(Stored entries)
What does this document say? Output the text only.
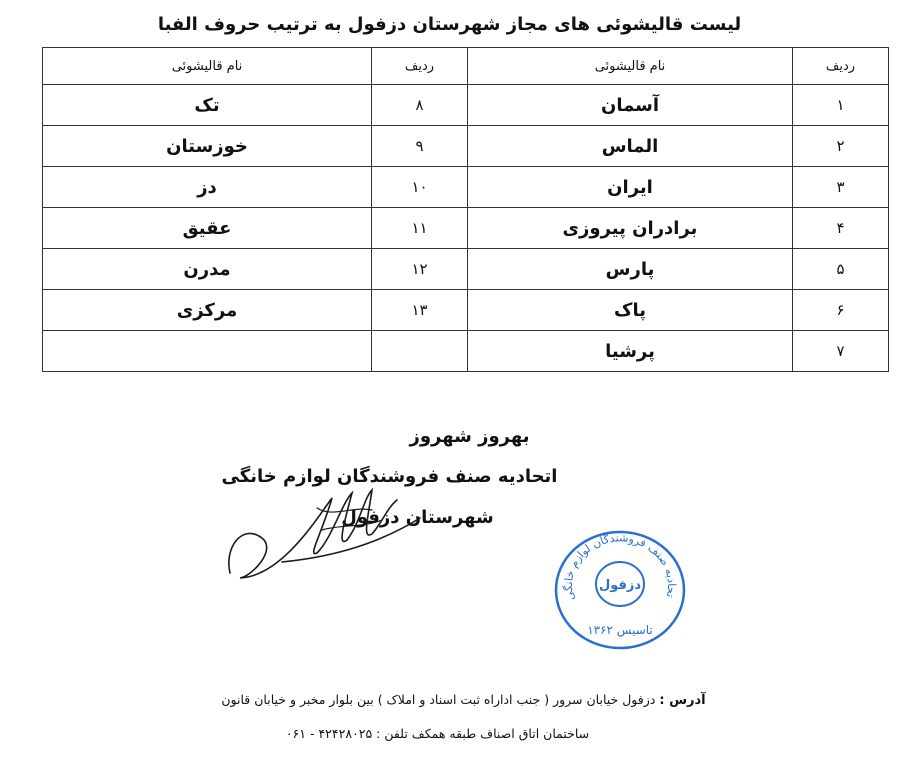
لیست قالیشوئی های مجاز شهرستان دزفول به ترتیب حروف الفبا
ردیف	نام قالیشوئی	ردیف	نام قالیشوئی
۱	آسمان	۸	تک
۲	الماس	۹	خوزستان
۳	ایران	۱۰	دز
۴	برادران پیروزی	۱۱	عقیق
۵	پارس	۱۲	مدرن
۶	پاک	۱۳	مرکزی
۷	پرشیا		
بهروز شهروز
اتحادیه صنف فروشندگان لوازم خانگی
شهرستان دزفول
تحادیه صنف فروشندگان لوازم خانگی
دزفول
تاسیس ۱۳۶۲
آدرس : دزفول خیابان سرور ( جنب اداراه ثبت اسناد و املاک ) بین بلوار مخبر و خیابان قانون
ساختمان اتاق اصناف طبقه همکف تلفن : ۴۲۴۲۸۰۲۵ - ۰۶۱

WHAT NEEDS TO BE DONE -
Write the full listing out again with every line unchanged, but include no pictures.

WRITTEN SOLUTION -
What does this document say? Output the text only.
لیست قالیشوئی های مجاز شهرستان دزفول به ترتیب حروف الفبا
ردیف	نام قالیشوئی	ردیف	نام قالیشوئی
۱	آسمان	۸	تک
۲	الماس	۹	خوزستان
۳	ایران	۱۰	دز
۴	برادران پیروزی	۱۱	عقیق
۵	پارس	۱۲	مدرن
۶	پاک	۱۳	مرکزی
۷	پرشیا		
بهروز شهروز
اتحادیه صنف فروشندگان لوازم خانگی
شهرستان دزفول
تحادیه صنف فروشندگان لوازم خانگی
دزفول
تاسیس ۱۳۶۲
آدرس : دزفول خیابان سرور ( جنب اداراه ثبت اسناد و املاک ) بین بلوار مخبر و خیابان قانون
ساختمان اتاق اصناف طبقه همکف تلفن : ۴۲۴۲۸۰۲۵ - ۰۶۱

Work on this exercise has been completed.